With the pictures left out, copy the listing below exactly.

— start Recorded data —

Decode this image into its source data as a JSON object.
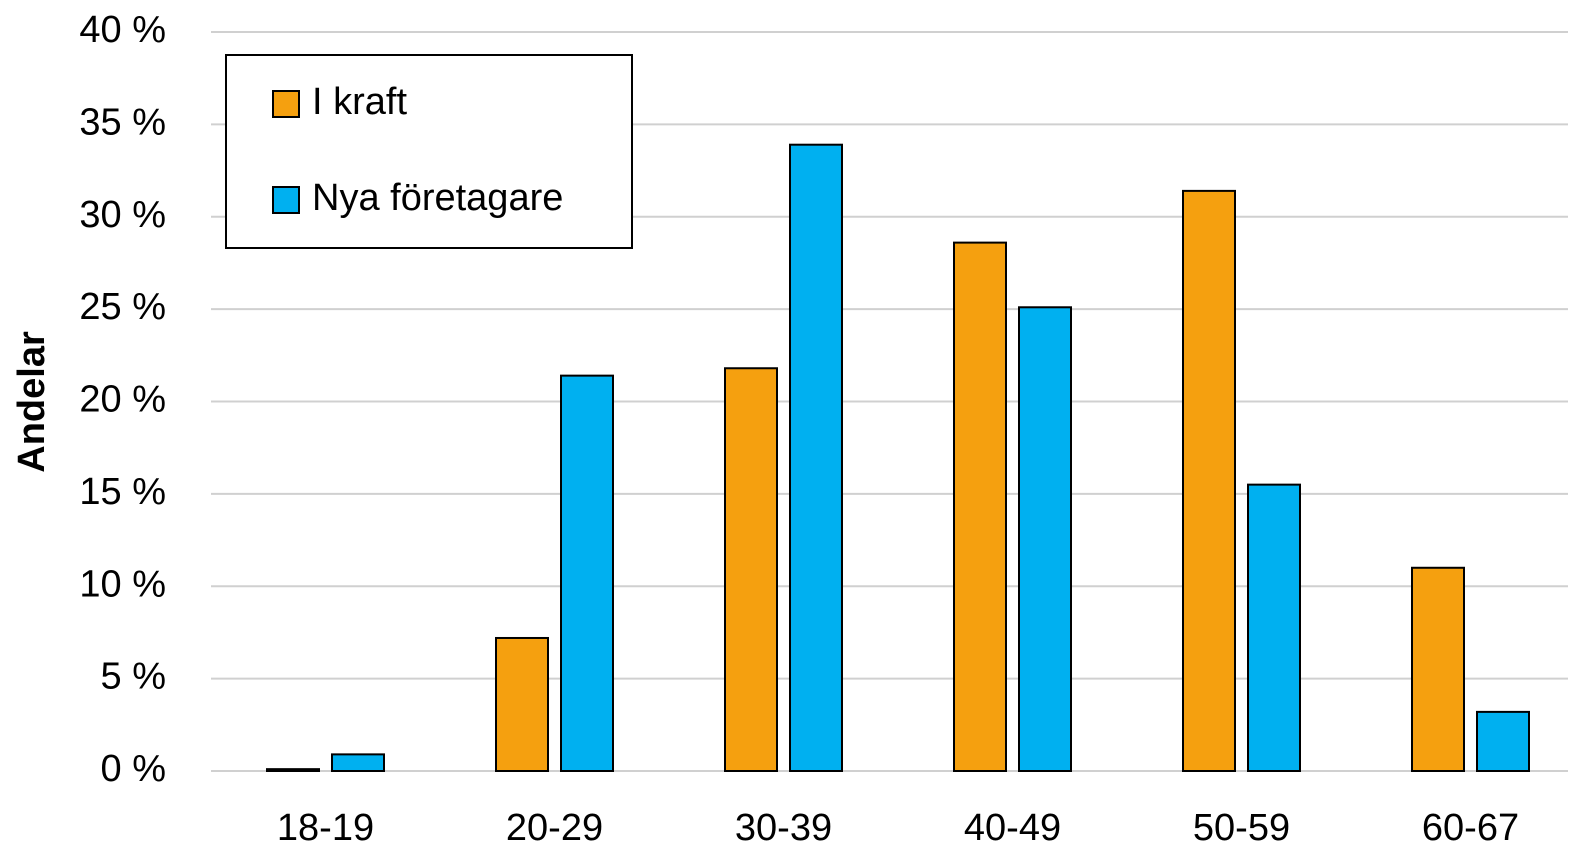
{
  "chart_data": {
    "type": "bar",
    "y_label": "Andelar",
    "categories": [
      "18-19",
      "20-29",
      "30-39",
      "40-49",
      "50-59",
      "60-67"
    ],
    "series": [
      {
        "name": "I kraft",
        "color": "#f5a00f",
        "values": [
          0.1,
          7.2,
          21.8,
          28.6,
          31.4,
          11.0
        ]
      },
      {
        "name": "Nya företagare",
        "color": "#00b0f0",
        "values": [
          0.9,
          21.4,
          33.9,
          25.1,
          15.5,
          3.2
        ]
      }
    ],
    "ylim": [
      0,
      40
    ],
    "yticks": [
      {
        "value": 0,
        "label": "0 %"
      },
      {
        "value": 5,
        "label": "5 %"
      },
      {
        "value": 10,
        "label": "10 %"
      },
      {
        "value": 15,
        "label": "15 %"
      },
      {
        "value": 20,
        "label": "20 %"
      },
      {
        "value": 25,
        "label": "25 %"
      },
      {
        "value": 30,
        "label": "30 %"
      },
      {
        "value": 35,
        "label": "35 %"
      },
      {
        "value": 40,
        "label": "40 %"
      }
    ],
    "grid": true,
    "legend": "top-left"
  }
}
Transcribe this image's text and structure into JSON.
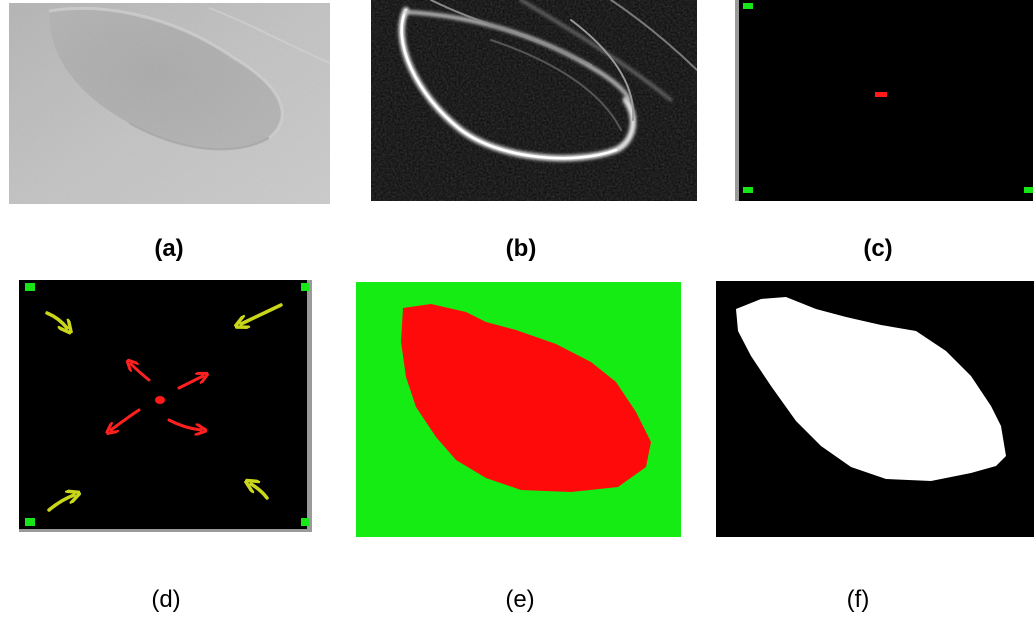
{
  "panels": [
    {
      "id": "a",
      "caption": "(a)",
      "content": "grayscale input image"
    },
    {
      "id": "b",
      "caption": "(b)",
      "content": "gradient magnitude image"
    },
    {
      "id": "c",
      "caption": "(c)",
      "content": "seed points"
    },
    {
      "id": "d",
      "caption": "(d)",
      "content": "seed growth directions"
    },
    {
      "id": "e",
      "caption": "(e)",
      "content": "region labels"
    },
    {
      "id": "f",
      "caption": "(f)",
      "content": "binary segmentation mask"
    }
  ],
  "colors": {
    "background_seed": "#19e619",
    "object_seed": "#ff1a1a",
    "background_arrow": "#c9d61a",
    "object_arrow": "#ff2020",
    "region_background": "#14ec14",
    "region_object": "#ff0a0a",
    "mask_object": "#ffffff",
    "mask_background": "#000000"
  }
}
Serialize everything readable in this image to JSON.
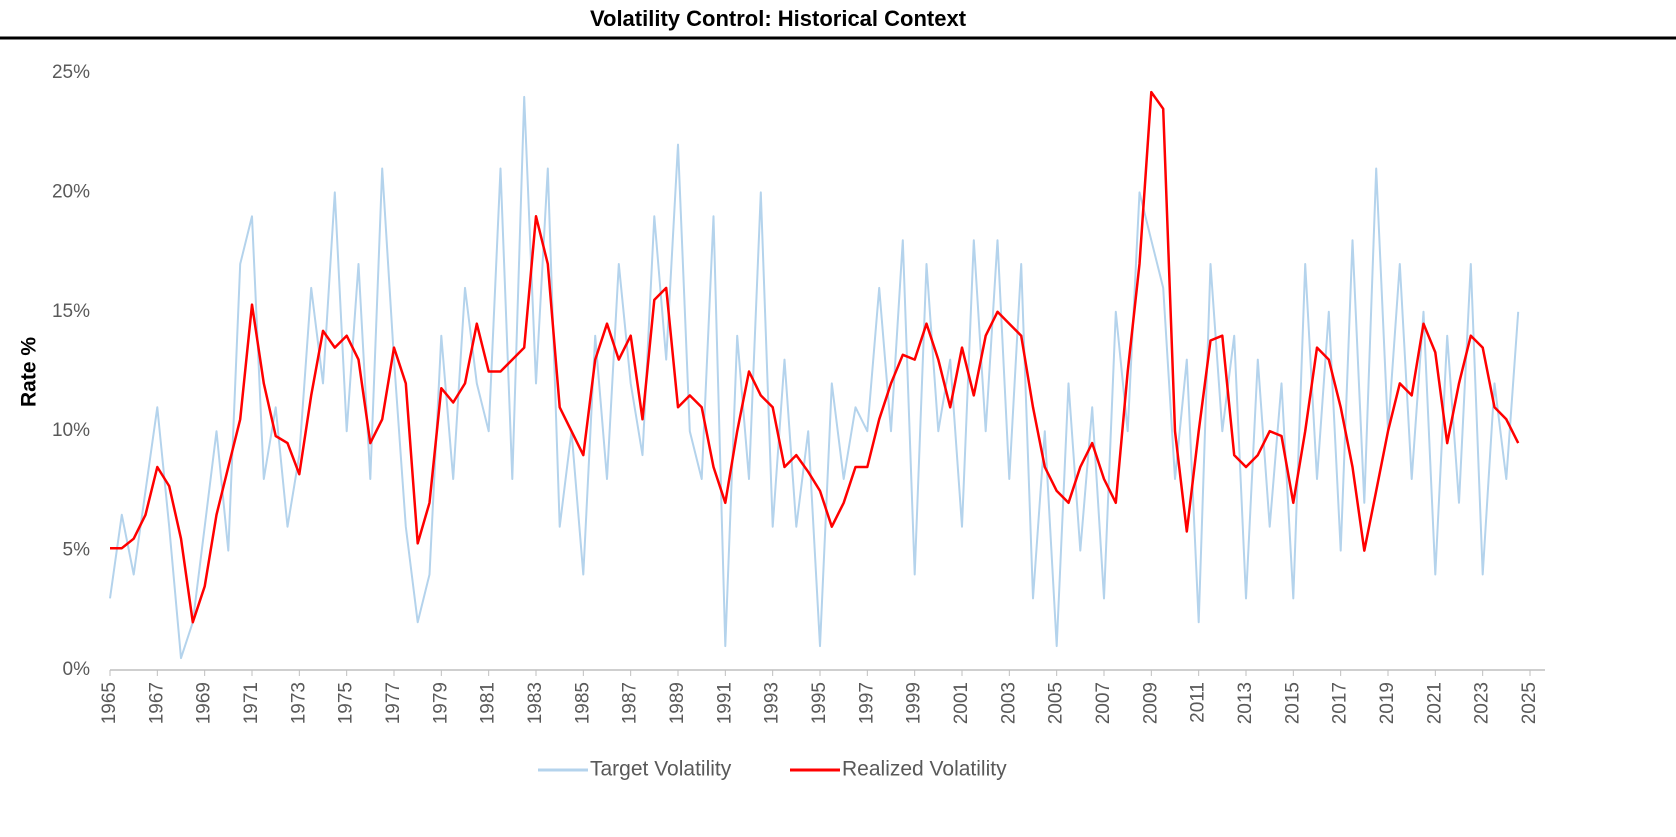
{
  "chart_data": {
    "type": "line",
    "title": "Volatility Control: Historical Context",
    "y_label": "Rate %",
    "x": [
      1965,
      1965.5,
      1966,
      1966.5,
      1967,
      1967.5,
      1968,
      1968.5,
      1969,
      1969.5,
      1970,
      1970.5,
      1971,
      1971.5,
      1972,
      1972.5,
      1973,
      1973.5,
      1974,
      1974.5,
      1975,
      1975.5,
      1976,
      1976.5,
      1977,
      1977.5,
      1978,
      1978.5,
      1979,
      1979.5,
      1980,
      1980.5,
      1981,
      1981.5,
      1982,
      1982.5,
      1983,
      1983.5,
      1984,
      1984.5,
      1985,
      1985.5,
      1986,
      1986.5,
      1987,
      1987.5,
      1988,
      1988.5,
      1989,
      1989.5,
      1990,
      1990.5,
      1991,
      1991.5,
      1992,
      1992.5,
      1993,
      1993.5,
      1994,
      1994.5,
      1995,
      1995.5,
      1996,
      1996.5,
      1997,
      1997.5,
      1998,
      1998.5,
      1999,
      1999.5,
      2000,
      2000.5,
      2001,
      2001.5,
      2002,
      2002.5,
      2003,
      2003.5,
      2004,
      2004.5,
      2005,
      2005.5,
      2006,
      2006.5,
      2007,
      2007.5,
      2008,
      2008.5,
      2009,
      2009.5,
      2010,
      2010.5,
      2011,
      2011.5,
      2012,
      2012.5,
      2013,
      2013.5,
      2014,
      2014.5,
      2015,
      2015.5,
      2016,
      2016.5,
      2017,
      2017.5,
      2018,
      2018.5,
      2019,
      2019.5,
      2020,
      2020.5,
      2021,
      2021.5,
      2022,
      2022.5,
      2023,
      2023.5,
      2024,
      2024.5
    ],
    "series": [
      {
        "name": "Target Volatility",
        "color": "#b4d3ec",
        "values": [
          3.0,
          6.5,
          4.0,
          7.5,
          11,
          6,
          0.5,
          2,
          6,
          10,
          5,
          17,
          19,
          8,
          11,
          6,
          9,
          16,
          12,
          20,
          10,
          17,
          8,
          21,
          13,
          6,
          2,
          4,
          14,
          8,
          16,
          12,
          10,
          21,
          8,
          24,
          12,
          21,
          6,
          10,
          4,
          14,
          8,
          17,
          12,
          9,
          19,
          13,
          22,
          10,
          8,
          19,
          1,
          14,
          8,
          20,
          6,
          13,
          6,
          10,
          1,
          12,
          8,
          11,
          10,
          16,
          10,
          18,
          4,
          17,
          10,
          13,
          6,
          18,
          10,
          18,
          8,
          17,
          3,
          10,
          1,
          12,
          5,
          11,
          3,
          15,
          10,
          20,
          18,
          16,
          8,
          13,
          2,
          17,
          10,
          14,
          3,
          13,
          6,
          12,
          3,
          17,
          8,
          15,
          5,
          18,
          7,
          21,
          10,
          17,
          8,
          15,
          4,
          14,
          7,
          17,
          4,
          12,
          8,
          15
        ]
      },
      {
        "name": "Realized Volatility",
        "color": "#ff0000",
        "values": [
          5.1,
          5.1,
          5.5,
          6.5,
          8.5,
          7.7,
          5.5,
          2.0,
          3.5,
          6.5,
          8.5,
          10.5,
          15.3,
          12.0,
          9.8,
          9.5,
          8.2,
          11.5,
          14.2,
          13.5,
          14.0,
          13.0,
          9.5,
          10.5,
          13.5,
          12.0,
          5.3,
          7.0,
          11.8,
          11.2,
          12.0,
          14.5,
          12.5,
          12.5,
          13.0,
          13.5,
          19.0,
          17.0,
          11.0,
          10.0,
          9.0,
          13.0,
          14.5,
          13.0,
          14.0,
          10.5,
          15.5,
          16.0,
          11.0,
          11.5,
          11.0,
          8.5,
          7.0,
          10.0,
          12.5,
          11.5,
          11.0,
          8.5,
          9.0,
          8.3,
          7.5,
          6.0,
          7.0,
          8.5,
          8.5,
          10.5,
          12.0,
          13.2,
          13.0,
          14.5,
          13.0,
          11.0,
          13.5,
          11.5,
          14.0,
          15.0,
          14.5,
          14.0,
          11.0,
          8.5,
          7.5,
          7.0,
          8.5,
          9.5,
          8.0,
          7.0,
          12.5,
          17.0,
          24.2,
          23.5,
          10.0,
          5.8,
          10.0,
          13.8,
          14.0,
          9.0,
          8.5,
          9.0,
          10.0,
          9.8,
          7.0,
          10.0,
          13.5,
          13.0,
          11.0,
          8.5,
          5.0,
          7.5,
          10.0,
          12.0,
          11.5,
          14.5,
          13.3,
          9.5,
          12.0,
          14.0,
          13.5,
          11.0,
          10.5,
          9.5
        ]
      }
    ],
    "xlim": [
      1965,
      2025
    ],
    "xticks": [
      1965,
      1967,
      1969,
      1971,
      1973,
      1975,
      1977,
      1979,
      1981,
      1983,
      1985,
      1987,
      1989,
      1991,
      1993,
      1995,
      1997,
      1999,
      2001,
      2003,
      2005,
      2007,
      2009,
      2011,
      2013,
      2015,
      2017,
      2019,
      2021,
      2023,
      2025
    ],
    "ylim": [
      0,
      25
    ],
    "yticks": [
      {
        "value": 0,
        "label": "0%"
      },
      {
        "value": 5,
        "label": "5%"
      },
      {
        "value": 10,
        "label": "10%"
      },
      {
        "value": 15,
        "label": "15%"
      },
      {
        "value": 20,
        "label": "20%"
      },
      {
        "value": 25,
        "label": "25%"
      }
    ],
    "grid": false,
    "legend": "bottom"
  }
}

— end Recorded data —

> **Final answer**:
Decode this image into its source data as a JSON object.
{
  "chart_data": {
    "type": "bar",
    "y_label": "Andelar",
    "categories": [
      "18-19",
      "20-29",
      "30-39",
      "40-49",
      "50-59",
      "60-67"
    ],
    "series": [
      {
        "name": "I kraft",
        "color": "#f5a00f",
        "values": [
          0.1,
          7.2,
          21.8,
          28.6,
          31.4,
          11.0
        ]
      },
      {
        "name": "Nya företagare",
        "color": "#00b0f0",
        "values": [
          0.9,
          21.4,
          33.9,
          25.1,
          15.5,
          3.2
        ]
      }
    ],
    "ylim": [
      0,
      40
    ],
    "yticks": [
      {
        "value": 0,
        "label": "0 %"
      },
      {
        "value": 5,
        "label": "5 %"
      },
      {
        "value": 10,
        "label": "10 %"
      },
      {
        "value": 15,
        "label": "15 %"
      },
      {
        "value": 20,
        "label": "20 %"
      },
      {
        "value": 25,
        "label": "25 %"
      },
      {
        "value": 30,
        "label": "30 %"
      },
      {
        "value": 35,
        "label": "35 %"
      },
      {
        "value": 40,
        "label": "40 %"
      }
    ],
    "grid": true,
    "legend": "top-left"
  }
}
Transcribe this image's text and structure into JSON.
{
  "panels": [
    {
      "id": "a",
      "caption": "(a)",
      "content": "grayscale input image"
    },
    {
      "id": "b",
      "caption": "(b)",
      "content": "gradient magnitude image"
    },
    {
      "id": "c",
      "caption": "(c)",
      "content": "seed points"
    },
    {
      "id": "d",
      "caption": "(d)",
      "content": "seed growth directions"
    },
    {
      "id": "e",
      "caption": "(e)",
      "content": "region labels"
    },
    {
      "id": "f",
      "caption": "(f)",
      "content": "binary segmentation mask"
    }
  ],
  "colors": {
    "background_seed": "#19e619",
    "object_seed": "#ff1a1a",
    "background_arrow": "#c9d61a",
    "object_arrow": "#ff2020",
    "region_background": "#14ec14",
    "region_object": "#ff0a0a",
    "mask_object": "#ffffff",
    "mask_background": "#000000"
  }
}
Serialize everything readable in this image to JSON.
{
  "chart_data": {
    "type": "line",
    "title": "Volatility Control: Historical Context",
    "y_label": "Rate %",
    "x": [
      1965,
      1965.5,
      1966,
      1966.5,
      1967,
      1967.5,
      1968,
      1968.5,
      1969,
      1969.5,
      1970,
      1970.5,
      1971,
      1971.5,
      1972,
      1972.5,
      1973,
      1973.5,
      1974,
      1974.5,
      1975,
      1975.5,
      1976,
      1976.5,
      1977,
      1977.5,
      1978,
      1978.5,
      1979,
      1979.5,
      1980,
      1980.5,
      1981,
      1981.5,
      1982,
      1982.5,
      1983,
      1983.5,
      1984,
      1984.5,
      1985,
      1985.5,
      1986,
      1986.5,
      1987,
      1987.5,
      1988,
      1988.5,
      1989,
      1989.5,
      1990,
      1990.5,
      1991,
      1991.5,
      1992,
      1992.5,
      1993,
      1993.5,
      1994,
      1994.5,
      1995,
      1995.5,
      1996,
      1996.5,
      1997,
      1997.5,
      1998,
      1998.5,
      1999,
      1999.5,
      2000,
      2000.5,
      2001,
      2001.5,
      2002,
      2002.5,
      2003,
      2003.5,
      2004,
      2004.5,
      2005,
      2005.5,
      2006,
      2006.5,
      2007,
      2007.5,
      2008,
      2008.5,
      2009,
      2009.5,
      2010,
      2010.5,
      2011,
      2011.5,
      2012,
      2012.5,
      2013,
      2013.5,
      2014,
      2014.5,
      2015,
      2015.5,
      2016,
      2016.5,
      2017,
      2017.5,
      2018,
      2018.5,
      2019,
      2019.5,
      2020,
      2020.5,
      2021,
      2021.5,
      2022,
      2022.5,
      2023,
      2023.5,
      2024,
      2024.5
    ],
    "series": [
      {
        "name": "Target Volatility",
        "color": "#b4d3ec",
        "values": [
          3.0,
          6.5,
          4.0,
          7.5,
          11,
          6,
          0.5,
          2,
          6,
          10,
          5,
          17,
          19,
          8,
          11,
          6,
          9,
          16,
          12,
          20,
          10,
          17,
          8,
          21,
          13,
          6,
          2,
          4,
          14,
          8,
          16,
          12,
          10,
          21,
          8,
          24,
          12,
          21,
          6,
          10,
          4,
          14,
          8,
          17,
          12,
          9,
          19,
          13,
          22,
          10,
          8,
          19,
          1,
          14,
          8,
          20,
          6,
          13,
          6,
          10,
          1,
          12,
          8,
          11,
          10,
          16,
          10,
          18,
          4,
          17,
          10,
          13,
          6,
          18,
          10,
          18,
          8,
          17,
          3,
          10,
          1,
          12,
          5,
          11,
          3,
          15,
          10,
          20,
          18,
          16,
          8,
          13,
          2,
          17,
          10,
          14,
          3,
          13,
          6,
          12,
          3,
          17,
          8,
          15,
          5,
          18,
          7,
          21,
          10,
          17,
          8,
          15,
          4,
          14,
          7,
          17,
          4,
          12,
          8,
          15
        ]
      },
      {
        "name": "Realized Volatility",
        "color": "#ff0000",
        "values": [
          5.1,
          5.1,
          5.5,
          6.5,
          8.5,
          7.7,
          5.5,
          2.0,
          3.5,
          6.5,
          8.5,
          10.5,
          15.3,
          12.0,
          9.8,
          9.5,
          8.2,
          11.5,
          14.2,
          13.5,
          14.0,
          13.0,
          9.5,
          10.5,
          13.5,
          12.0,
          5.3,
          7.0,
          11.8,
          11.2,
          12.0,
          14.5,
          12.5,
          12.5,
          13.0,
          13.5,
          19.0,
          17.0,
          11.0,
          10.0,
          9.0,
          13.0,
          14.5,
          13.0,
          14.0,
          10.5,
          15.5,
          16.0,
          11.0,
          11.5,
          11.0,
          8.5,
          7.0,
          10.0,
          12.5,
          11.5,
          11.0,
          8.5,
          9.0,
          8.3,
          7.5,
          6.0,
          7.0,
          8.5,
          8.5,
          10.5,
          12.0,
          13.2,
          13.0,
          14.5,
          13.0,
          11.0,
          13.5,
          11.5,
          14.0,
          15.0,
          14.5,
          14.0,
          11.0,
          8.5,
          7.5,
          7.0,
          8.5,
          9.5,
          8.0,
          7.0,
          12.5,
          17.0,
          24.2,
          23.5,
          10.0,
          5.8,
          10.0,
          13.8,
          14.0,
          9.0,
          8.5,
          9.0,
          10.0,
          9.8,
          7.0,
          10.0,
          13.5,
          13.0,
          11.0,
          8.5,
          5.0,
          7.5,
          10.0,
          12.0,
          11.5,
          14.5,
          13.3,
          9.5,
          12.0,
          14.0,
          13.5,
          11.0,
          10.5,
          9.5
        ]
      }
    ],
    "xlim": [
      1965,
      2025
    ],
    "xticks": [
      1965,
      1967,
      1969,
      1971,
      1973,
      1975,
      1977,
      1979,
      1981,
      1983,
      1985,
      1987,
      1989,
      1991,
      1993,
      1995,
      1997,
      1999,
      2001,
      2003,
      2005,
      2007,
      2009,
      2011,
      2013,
      2015,
      2017,
      2019,
      2021,
      2023,
      2025
    ],
    "ylim": [
      0,
      25
    ],
    "yticks": [
      {
        "value": 0,
        "label": "0%"
      },
      {
        "value": 5,
        "label": "5%"
      },
      {
        "value": 10,
        "label": "10%"
      },
      {
        "value": 15,
        "label": "15%"
      },
      {
        "value": 20,
        "label": "20%"
      },
      {
        "value": 25,
        "label": "25%"
      }
    ],
    "grid": false,
    "legend": "bottom"
  }
}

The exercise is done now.